[Chart and figure data]
-*-
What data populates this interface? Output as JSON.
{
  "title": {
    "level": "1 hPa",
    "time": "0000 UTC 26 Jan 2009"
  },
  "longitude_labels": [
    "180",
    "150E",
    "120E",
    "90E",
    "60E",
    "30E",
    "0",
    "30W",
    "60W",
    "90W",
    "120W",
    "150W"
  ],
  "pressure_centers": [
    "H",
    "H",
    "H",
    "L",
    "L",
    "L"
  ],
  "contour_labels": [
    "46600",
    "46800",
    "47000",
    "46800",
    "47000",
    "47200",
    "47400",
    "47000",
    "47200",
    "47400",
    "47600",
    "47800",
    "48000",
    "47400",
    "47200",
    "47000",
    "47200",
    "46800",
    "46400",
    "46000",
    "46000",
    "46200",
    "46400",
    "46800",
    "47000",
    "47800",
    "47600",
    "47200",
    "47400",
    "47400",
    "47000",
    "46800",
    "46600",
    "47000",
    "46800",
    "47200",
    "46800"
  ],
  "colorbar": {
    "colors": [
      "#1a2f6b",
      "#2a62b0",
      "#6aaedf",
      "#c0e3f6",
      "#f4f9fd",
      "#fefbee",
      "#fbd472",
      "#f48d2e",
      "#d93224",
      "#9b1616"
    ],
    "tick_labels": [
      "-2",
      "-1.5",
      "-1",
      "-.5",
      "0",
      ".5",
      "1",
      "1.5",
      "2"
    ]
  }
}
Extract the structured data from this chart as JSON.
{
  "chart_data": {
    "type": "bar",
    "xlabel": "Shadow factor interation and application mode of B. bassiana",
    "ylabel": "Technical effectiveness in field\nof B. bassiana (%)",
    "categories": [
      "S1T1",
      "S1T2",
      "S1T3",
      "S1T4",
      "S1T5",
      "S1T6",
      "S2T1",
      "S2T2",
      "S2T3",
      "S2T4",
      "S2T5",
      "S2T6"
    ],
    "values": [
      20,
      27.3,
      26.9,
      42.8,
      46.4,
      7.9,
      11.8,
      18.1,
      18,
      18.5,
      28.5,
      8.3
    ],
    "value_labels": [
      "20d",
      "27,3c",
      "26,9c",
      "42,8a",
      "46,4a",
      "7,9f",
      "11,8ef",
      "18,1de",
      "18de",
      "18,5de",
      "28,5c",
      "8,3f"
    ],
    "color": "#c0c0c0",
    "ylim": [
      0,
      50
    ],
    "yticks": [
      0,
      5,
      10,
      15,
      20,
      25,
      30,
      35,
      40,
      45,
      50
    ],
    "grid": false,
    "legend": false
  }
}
-*-
_Instructions for the task_:
Reproduce the full listing above, character for character.

_Problem solution_:
What data populates this interface? Output as JSON.
{
  "title": {
    "level": "1 hPa",
    "time": "0000 UTC 26 Jan 2009"
  },
  "longitude_labels": [
    "180",
    "150E",
    "120E",
    "90E",
    "60E",
    "30E",
    "0",
    "30W",
    "60W",
    "90W",
    "120W",
    "150W"
  ],
  "pressure_centers": [
    "H",
    "H",
    "H",
    "L",
    "L",
    "L"
  ],
  "contour_labels": [
    "46600",
    "46800",
    "47000",
    "46800",
    "47000",
    "47200",
    "47400",
    "47000",
    "47200",
    "47400",
    "47600",
    "47800",
    "48000",
    "47400",
    "47200",
    "47000",
    "47200",
    "46800",
    "46400",
    "46000",
    "46000",
    "46200",
    "46400",
    "46800",
    "47000",
    "47800",
    "47600",
    "47200",
    "47400",
    "47400",
    "47000",
    "46800",
    "46600",
    "47000",
    "46800",
    "47200",
    "46800"
  ],
  "colorbar": {
    "colors": [
      "#1a2f6b",
      "#2a62b0",
      "#6aaedf",
      "#c0e3f6",
      "#f4f9fd",
      "#fefbee",
      "#fbd472",
      "#f48d2e",
      "#d93224",
      "#9b1616"
    ],
    "tick_labels": [
      "-2",
      "-1.5",
      "-1",
      "-.5",
      "0",
      ".5",
      "1",
      "1.5",
      "2"
    ]
  }
}
Extract the structured data from this chart as JSON.
{
  "chart_data": {
    "type": "bar",
    "xlabel": "Shadow factor interation and application mode of B. bassiana",
    "ylabel": "Technical effectiveness in field\nof B. bassiana (%)",
    "categories": [
      "S1T1",
      "S1T2",
      "S1T3",
      "S1T4",
      "S1T5",
      "S1T6",
      "S2T1",
      "S2T2",
      "S2T3",
      "S2T4",
      "S2T5",
      "S2T6"
    ],
    "values": [
      20,
      27.3,
      26.9,
      42.8,
      46.4,
      7.9,
      11.8,
      18.1,
      18,
      18.5,
      28.5,
      8.3
    ],
    "value_labels": [
      "20d",
      "27,3c",
      "26,9c",
      "42,8a",
      "46,4a",
      "7,9f",
      "11,8ef",
      "18,1de",
      "18de",
      "18,5de",
      "28,5c",
      "8,3f"
    ],
    "color": "#c0c0c0",
    "ylim": [
      0,
      50
    ],
    "yticks": [
      0,
      5,
      10,
      15,
      20,
      25,
      30,
      35,
      40,
      45,
      50
    ],
    "grid": false,
    "legend": false
  }
}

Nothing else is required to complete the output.